It’s A Crime Because . . .

The Texas Tornado, Mark Bennett, reacts to a comment on his Facebook page.  The comment reflects a fundamental, and widely held, misconception about criminal law that plagues both the criminal defense lawyer and the honest prosecutor.  The erroneous belief is fostered by politicians and media pundit, the former as a means of proving their worth and the latter as an easy story to evoke anger and drama, and hence interest, by their viewers.


I’m really okay with the DA prosecuting fault for serious car crashes (these are not “accidents”), assuming they charged it appropriately. Houston leads not only Texas but the nation in terms of car crashes, and Houston-area auto owners pay among the highest liability insurance rates in the nation as a result. Most crashes are caused by operator negligence, including speeding, red light running, cell phone use, etc. The overwhelming majority of the time, there’s no consequence for unsafe driving behavior. So when crashes occur, I’m in favor of there being consequences.

I have no idea whether the assertion that Houston drivers are the worst around.  I would have given that title to Massachusetts drivers, or maybe Jersey, though some would say that New York drivers are the worst. Who knows?  But the crux of the comment is that outcome dictates crime.  If someone is killed in a car crash, someone must be prosecuted.
#####
--- Requirements ---
(a) In the post about prosecuting car crashes, which city does the quoted comment say leads the nation in car crashes?
(b) Write out the passage of the post about prosecuting car crashes between "It’s A Crime" and "by their viewers.", inclusive.

--- Supplied material ---
#####
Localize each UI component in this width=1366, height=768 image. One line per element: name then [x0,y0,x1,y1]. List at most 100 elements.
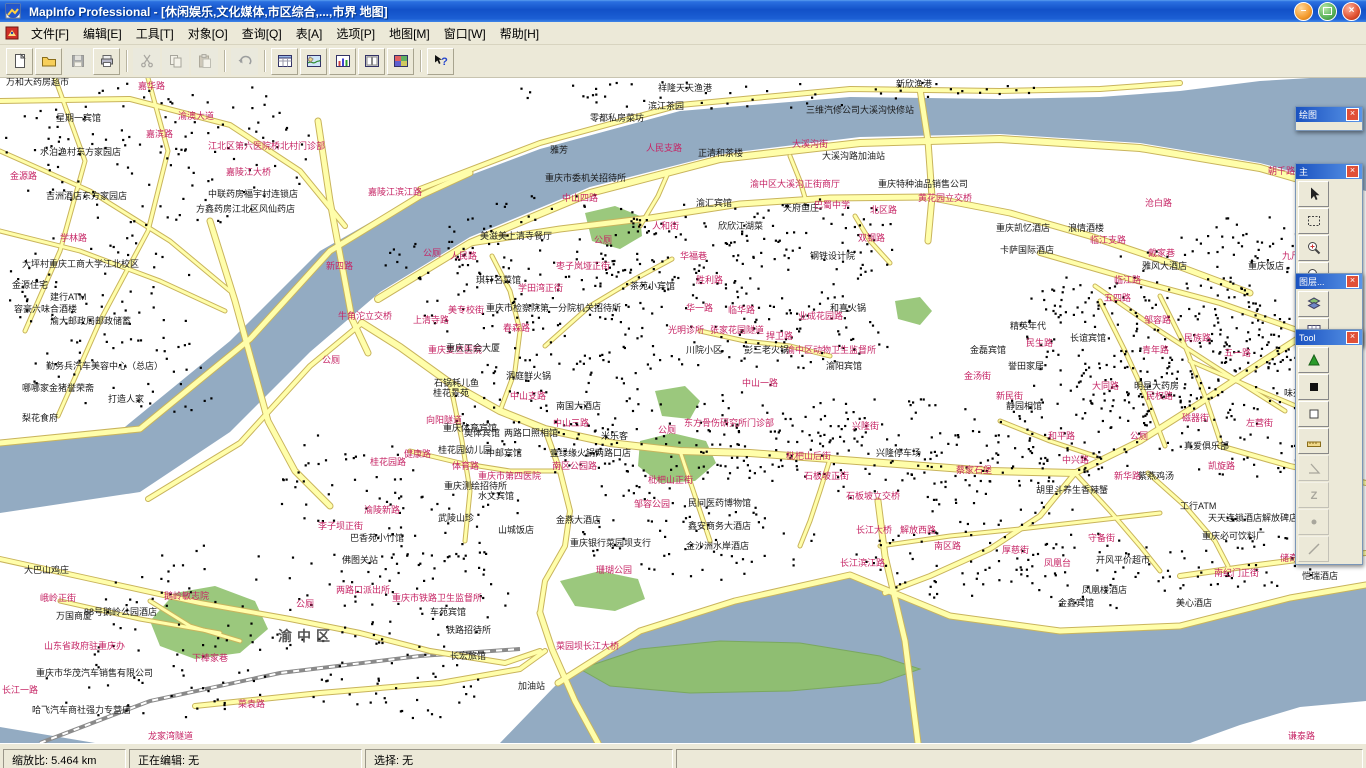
#####
--- Full solutions ---
(a) Houston

(b)
It’s A Crime Because . . .

The Texas Tornado, Mark Bennett, reacts to a comment on his Facebook page.  The comment reflects a fundamental, and widely held, misconception about criminal law that plagues both the criminal defense lawyer and the honest prosecutor.  The erroneous belief is fostered by politicians and media pundit, the former as a means of proving their worth and the latter as an easy story to evoke anger and drama, and hence interest, by their viewers.